# WRITTEN TASK:
Each entry below is to be given again word for word, with no pictures.

· · · ·

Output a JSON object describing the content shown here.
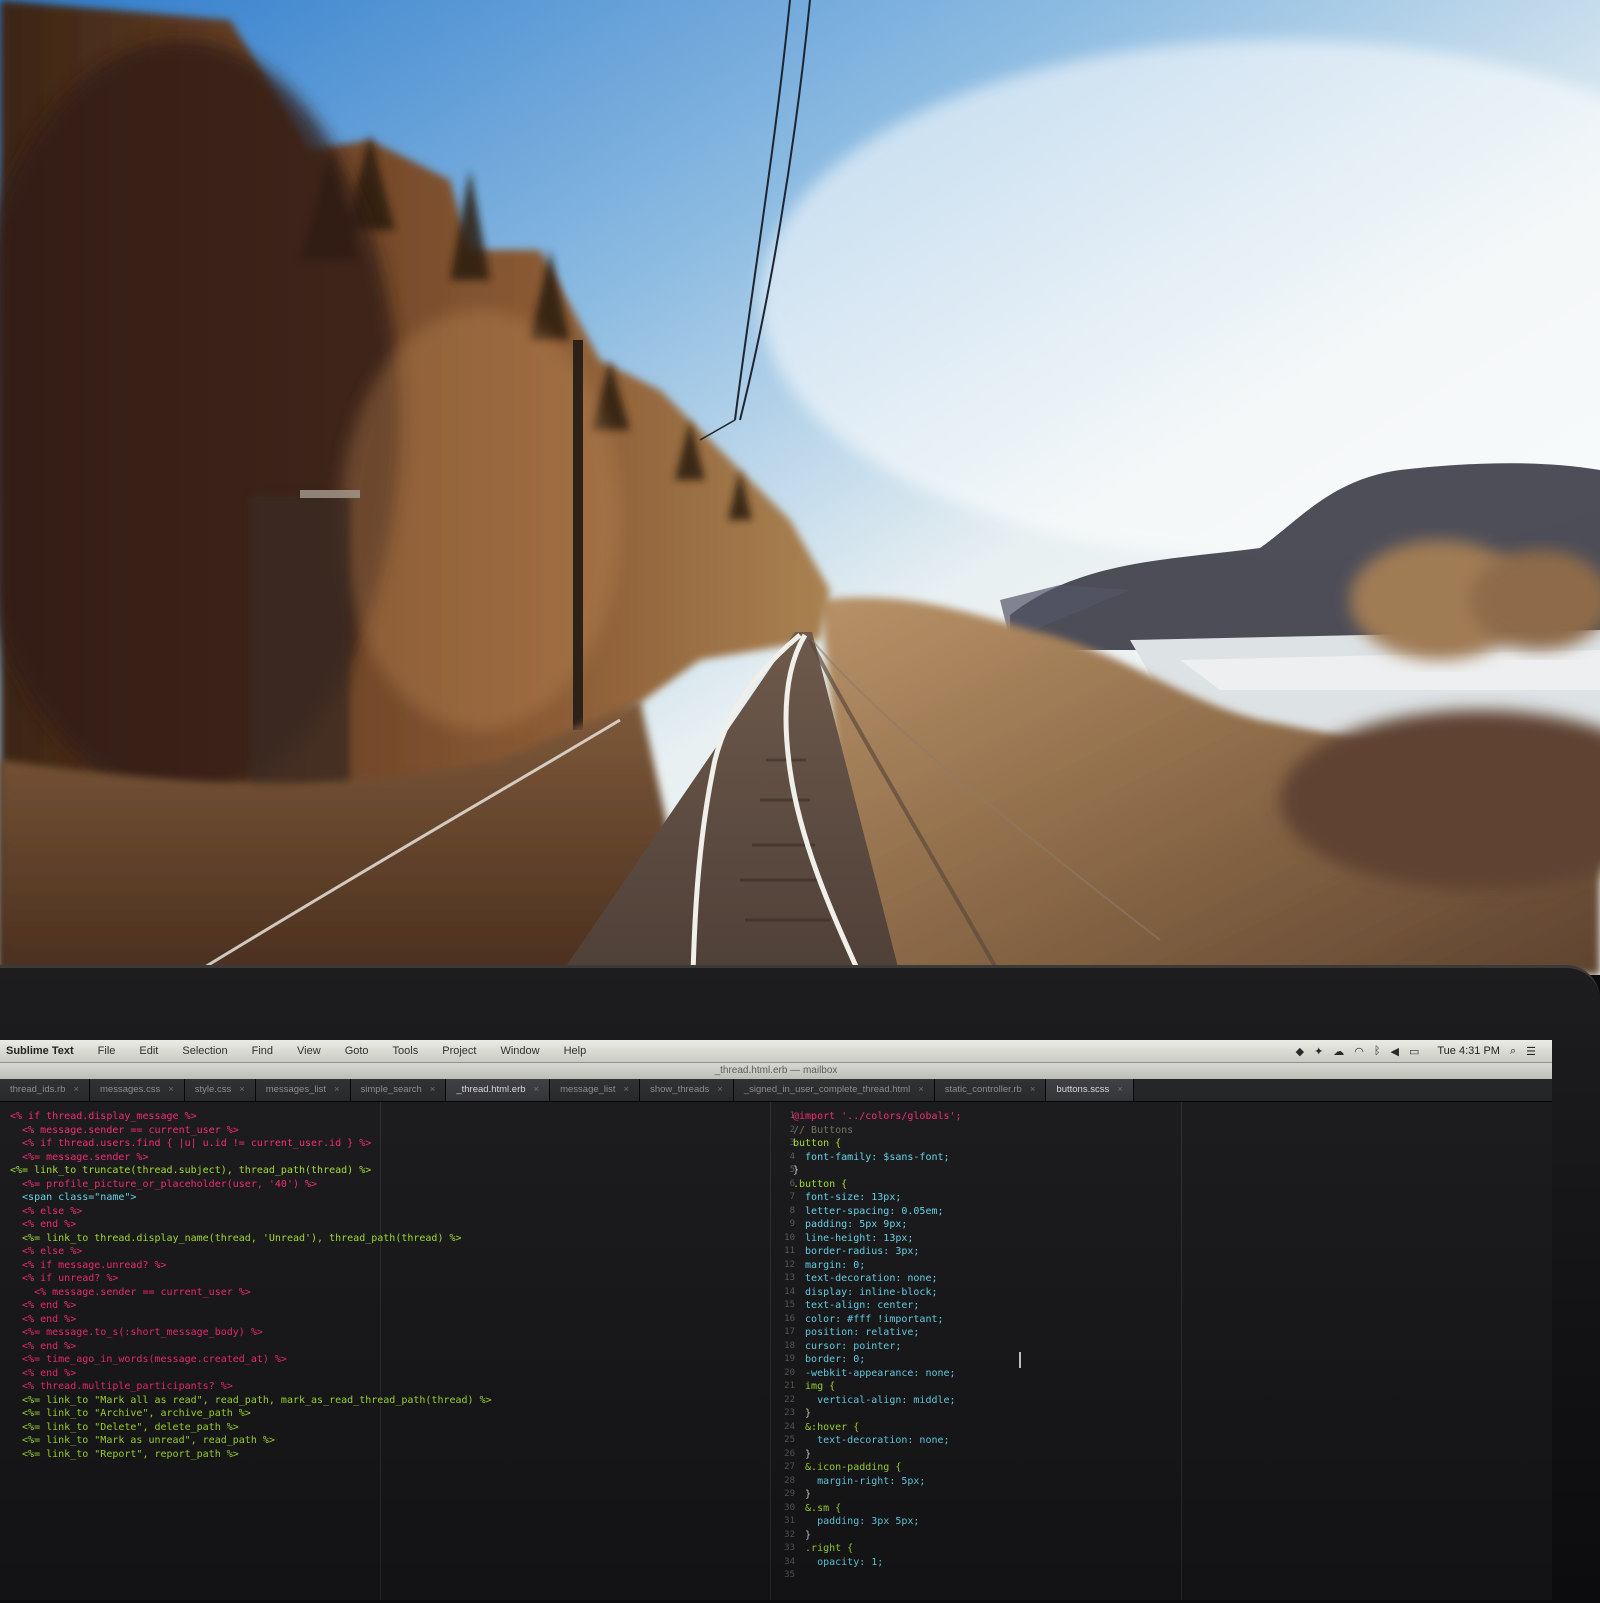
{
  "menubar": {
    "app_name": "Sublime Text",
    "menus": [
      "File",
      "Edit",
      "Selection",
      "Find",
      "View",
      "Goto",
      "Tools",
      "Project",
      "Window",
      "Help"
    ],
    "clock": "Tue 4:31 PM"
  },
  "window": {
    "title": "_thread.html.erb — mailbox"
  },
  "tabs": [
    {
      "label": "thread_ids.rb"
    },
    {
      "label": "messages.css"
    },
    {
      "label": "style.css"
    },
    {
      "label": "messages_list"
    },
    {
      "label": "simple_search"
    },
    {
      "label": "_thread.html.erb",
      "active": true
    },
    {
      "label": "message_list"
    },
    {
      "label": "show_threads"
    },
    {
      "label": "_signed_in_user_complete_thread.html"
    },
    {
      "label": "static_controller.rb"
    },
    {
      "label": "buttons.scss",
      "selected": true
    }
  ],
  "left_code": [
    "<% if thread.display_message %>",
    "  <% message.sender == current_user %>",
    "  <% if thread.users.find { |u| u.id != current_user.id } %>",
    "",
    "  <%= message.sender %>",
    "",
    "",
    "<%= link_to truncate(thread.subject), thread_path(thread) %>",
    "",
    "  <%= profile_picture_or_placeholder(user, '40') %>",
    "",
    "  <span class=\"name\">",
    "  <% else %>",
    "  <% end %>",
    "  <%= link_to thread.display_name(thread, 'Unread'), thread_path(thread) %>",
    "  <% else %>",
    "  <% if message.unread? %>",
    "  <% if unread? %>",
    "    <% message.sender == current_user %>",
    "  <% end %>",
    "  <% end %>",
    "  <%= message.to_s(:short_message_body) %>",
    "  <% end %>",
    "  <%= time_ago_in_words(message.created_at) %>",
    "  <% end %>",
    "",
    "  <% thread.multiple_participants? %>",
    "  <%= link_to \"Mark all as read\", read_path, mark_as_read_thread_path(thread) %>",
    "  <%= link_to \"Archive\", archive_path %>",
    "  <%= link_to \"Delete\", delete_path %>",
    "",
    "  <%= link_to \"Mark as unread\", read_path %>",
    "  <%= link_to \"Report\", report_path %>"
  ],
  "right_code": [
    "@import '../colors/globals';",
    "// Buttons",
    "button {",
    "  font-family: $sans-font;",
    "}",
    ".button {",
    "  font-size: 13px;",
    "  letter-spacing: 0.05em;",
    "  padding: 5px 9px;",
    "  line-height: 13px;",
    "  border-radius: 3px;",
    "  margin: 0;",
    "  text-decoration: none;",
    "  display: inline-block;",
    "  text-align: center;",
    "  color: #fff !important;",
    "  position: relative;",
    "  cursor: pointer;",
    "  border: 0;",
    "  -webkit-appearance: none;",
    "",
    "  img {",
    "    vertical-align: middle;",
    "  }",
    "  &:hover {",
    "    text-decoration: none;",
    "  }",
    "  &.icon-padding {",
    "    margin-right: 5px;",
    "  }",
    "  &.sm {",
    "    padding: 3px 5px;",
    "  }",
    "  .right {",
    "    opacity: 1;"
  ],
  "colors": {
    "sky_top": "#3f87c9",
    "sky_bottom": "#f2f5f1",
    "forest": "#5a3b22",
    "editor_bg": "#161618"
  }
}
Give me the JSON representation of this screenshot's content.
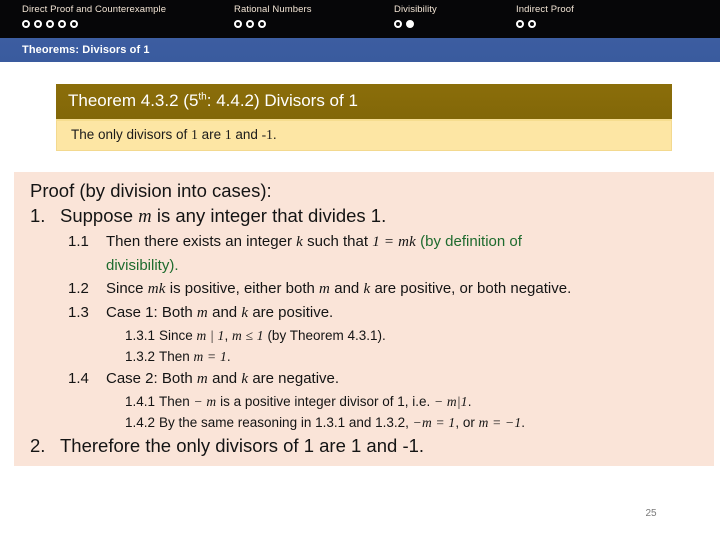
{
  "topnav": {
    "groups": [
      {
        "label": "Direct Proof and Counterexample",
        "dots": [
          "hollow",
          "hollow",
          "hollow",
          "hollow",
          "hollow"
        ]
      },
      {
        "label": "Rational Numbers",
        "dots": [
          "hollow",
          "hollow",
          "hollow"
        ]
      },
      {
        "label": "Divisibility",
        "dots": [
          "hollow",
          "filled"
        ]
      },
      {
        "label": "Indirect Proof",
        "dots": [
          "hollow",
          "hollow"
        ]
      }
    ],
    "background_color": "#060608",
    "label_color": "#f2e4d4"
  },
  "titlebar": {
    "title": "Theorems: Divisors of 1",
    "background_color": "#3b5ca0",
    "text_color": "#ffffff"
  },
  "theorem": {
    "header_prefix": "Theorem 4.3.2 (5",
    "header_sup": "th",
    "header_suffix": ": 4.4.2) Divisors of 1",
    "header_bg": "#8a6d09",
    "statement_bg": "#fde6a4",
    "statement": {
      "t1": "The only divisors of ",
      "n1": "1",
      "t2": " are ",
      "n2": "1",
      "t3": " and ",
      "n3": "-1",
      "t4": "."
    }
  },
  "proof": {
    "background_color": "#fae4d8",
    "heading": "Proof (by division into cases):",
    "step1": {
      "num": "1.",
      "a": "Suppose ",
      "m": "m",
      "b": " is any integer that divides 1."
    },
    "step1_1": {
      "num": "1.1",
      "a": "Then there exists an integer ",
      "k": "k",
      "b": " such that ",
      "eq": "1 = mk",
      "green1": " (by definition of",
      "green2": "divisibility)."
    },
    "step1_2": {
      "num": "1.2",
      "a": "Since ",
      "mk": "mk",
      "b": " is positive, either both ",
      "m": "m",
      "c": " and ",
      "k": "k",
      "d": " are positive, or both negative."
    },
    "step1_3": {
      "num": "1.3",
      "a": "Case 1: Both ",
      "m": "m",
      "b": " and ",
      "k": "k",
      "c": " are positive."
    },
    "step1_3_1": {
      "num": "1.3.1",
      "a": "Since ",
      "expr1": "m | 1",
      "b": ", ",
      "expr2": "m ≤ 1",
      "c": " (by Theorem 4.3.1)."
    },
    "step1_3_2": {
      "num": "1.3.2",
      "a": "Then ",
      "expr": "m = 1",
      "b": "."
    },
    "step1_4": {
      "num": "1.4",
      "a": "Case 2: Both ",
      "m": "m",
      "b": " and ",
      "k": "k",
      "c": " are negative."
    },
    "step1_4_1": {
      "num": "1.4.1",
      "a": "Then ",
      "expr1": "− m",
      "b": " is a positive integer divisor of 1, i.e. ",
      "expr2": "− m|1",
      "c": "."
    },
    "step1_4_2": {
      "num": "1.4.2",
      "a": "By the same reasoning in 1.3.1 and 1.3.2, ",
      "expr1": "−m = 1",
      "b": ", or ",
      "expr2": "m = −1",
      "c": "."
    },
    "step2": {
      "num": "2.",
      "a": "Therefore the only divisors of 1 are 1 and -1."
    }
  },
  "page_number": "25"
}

· · · ·

# SOLUTION:
Output a JSON object describing the content shown here.
{
  "menubar": {
    "app_name": "Sublime Text",
    "menus": [
      "File",
      "Edit",
      "Selection",
      "Find",
      "View",
      "Goto",
      "Tools",
      "Project",
      "Window",
      "Help"
    ],
    "clock": "Tue 4:31 PM"
  },
  "window": {
    "title": "_thread.html.erb — mailbox"
  },
  "tabs": [
    {
      "label": "thread_ids.rb"
    },
    {
      "label": "messages.css"
    },
    {
      "label": "style.css"
    },
    {
      "label": "messages_list"
    },
    {
      "label": "simple_search"
    },
    {
      "label": "_thread.html.erb",
      "active": true
    },
    {
      "label": "message_list"
    },
    {
      "label": "show_threads"
    },
    {
      "label": "_signed_in_user_complete_thread.html"
    },
    {
      "label": "static_controller.rb"
    },
    {
      "label": "buttons.scss",
      "selected": true
    }
  ],
  "left_code": [
    "<% if thread.display_message %>",
    "  <% message.sender == current_user %>",
    "  <% if thread.users.find { |u| u.id != current_user.id } %>",
    "",
    "  <%= message.sender %>",
    "",
    "",
    "<%= link_to truncate(thread.subject), thread_path(thread) %>",
    "",
    "  <%= profile_picture_or_placeholder(user, '40') %>",
    "",
    "  <span class=\"name\">",
    "  <% else %>",
    "  <% end %>",
    "  <%= link_to thread.display_name(thread, 'Unread'), thread_path(thread) %>",
    "  <% else %>",
    "  <% if message.unread? %>",
    "  <% if unread? %>",
    "    <% message.sender == current_user %>",
    "  <% end %>",
    "  <% end %>",
    "  <%= message.to_s(:short_message_body) %>",
    "  <% end %>",
    "  <%= time_ago_in_words(message.created_at) %>",
    "  <% end %>",
    "",
    "  <% thread.multiple_participants? %>",
    "  <%= link_to \"Mark all as read\", read_path, mark_as_read_thread_path(thread) %>",
    "  <%= link_to \"Archive\", archive_path %>",
    "  <%= link_to \"Delete\", delete_path %>",
    "",
    "  <%= link_to \"Mark as unread\", read_path %>",
    "  <%= link_to \"Report\", report_path %>"
  ],
  "right_code": [
    "@import '../colors/globals';",
    "// Buttons",
    "button {",
    "  font-family: $sans-font;",
    "}",
    ".button {",
    "  font-size: 13px;",
    "  letter-spacing: 0.05em;",
    "  padding: 5px 9px;",
    "  line-height: 13px;",
    "  border-radius: 3px;",
    "  margin: 0;",
    "  text-decoration: none;",
    "  display: inline-block;",
    "  text-align: center;",
    "  color: #fff !important;",
    "  position: relative;",
    "  cursor: pointer;",
    "  border: 0;",
    "  -webkit-appearance: none;",
    "",
    "  img {",
    "    vertical-align: middle;",
    "  }",
    "  &:hover {",
    "    text-decoration: none;",
    "  }",
    "  &.icon-padding {",
    "    margin-right: 5px;",
    "  }",
    "  &.sm {",
    "    padding: 3px 5px;",
    "  }",
    "  .right {",
    "    opacity: 1;"
  ],
  "colors": {
    "sky_top": "#3f87c9",
    "sky_bottom": "#f2f5f1",
    "forest": "#5a3b22",
    "editor_bg": "#161618"
  }
}
Give me the JSON representation of this screenshot's content.
{
  "topnav": {
    "groups": [
      {
        "label": "Direct Proof and Counterexample",
        "dots": [
          "hollow",
          "hollow",
          "hollow",
          "hollow",
          "hollow"
        ]
      },
      {
        "label": "Rational Numbers",
        "dots": [
          "hollow",
          "hollow",
          "hollow"
        ]
      },
      {
        "label": "Divisibility",
        "dots": [
          "hollow",
          "filled"
        ]
      },
      {
        "label": "Indirect Proof",
        "dots": [
          "hollow",
          "hollow"
        ]
      }
    ],
    "background_color": "#060608",
    "label_color": "#f2e4d4"
  },
  "titlebar": {
    "title": "Theorems: Divisors of 1",
    "background_color": "#3b5ca0",
    "text_color": "#ffffff"
  },
  "theorem": {
    "header_prefix": "Theorem 4.3.2 (5",
    "header_sup": "th",
    "header_suffix": ": 4.4.2) Divisors of 1",
    "header_bg": "#8a6d09",
    "statement_bg": "#fde6a4",
    "statement": {
      "t1": "The only divisors of ",
      "n1": "1",
      "t2": " are ",
      "n2": "1",
      "t3": " and ",
      "n3": "-1",
      "t4": "."
    }
  },
  "proof": {
    "background_color": "#fae4d8",
    "heading": "Proof (by division into cases):",
    "step1": {
      "num": "1.",
      "a": "Suppose ",
      "m": "m",
      "b": " is any integer that divides 1."
    },
    "step1_1": {
      "num": "1.1",
      "a": "Then there exists an integer ",
      "k": "k",
      "b": " such that ",
      "eq": "1 = mk",
      "green1": " (by definition of",
      "green2": "divisibility)."
    },
    "step1_2": {
      "num": "1.2",
      "a": "Since ",
      "mk": "mk",
      "b": " is positive, either both ",
      "m": "m",
      "c": " and ",
      "k": "k",
      "d": " are positive, or both negative."
    },
    "step1_3": {
      "num": "1.3",
      "a": "Case 1: Both ",
      "m": "m",
      "b": " and ",
      "k": "k",
      "c": " are positive."
    },
    "step1_3_1": {
      "num": "1.3.1",
      "a": "Since ",
      "expr1": "m | 1",
      "b": ", ",
      "expr2": "m ≤ 1",
      "c": " (by Theorem 4.3.1)."
    },
    "step1_3_2": {
      "num": "1.3.2",
      "a": "Then ",
      "expr": "m = 1",
      "b": "."
    },
    "step1_4": {
      "num": "1.4",
      "a": "Case 2: Both ",
      "m": "m",
      "b": " and ",
      "k": "k",
      "c": " are negative."
    },
    "step1_4_1": {
      "num": "1.4.1",
      "a": "Then ",
      "expr1": "− m",
      "b": " is a positive integer divisor of 1, i.e. ",
      "expr2": "− m|1",
      "c": "."
    },
    "step1_4_2": {
      "num": "1.4.2",
      "a": "By the same reasoning in 1.3.1 and 1.3.2, ",
      "expr1": "−m = 1",
      "b": ", or ",
      "expr2": "m = −1",
      "c": "."
    },
    "step2": {
      "num": "2.",
      "a": "Therefore the only divisors of 1 are 1 and -1."
    }
  },
  "page_number": "25"
}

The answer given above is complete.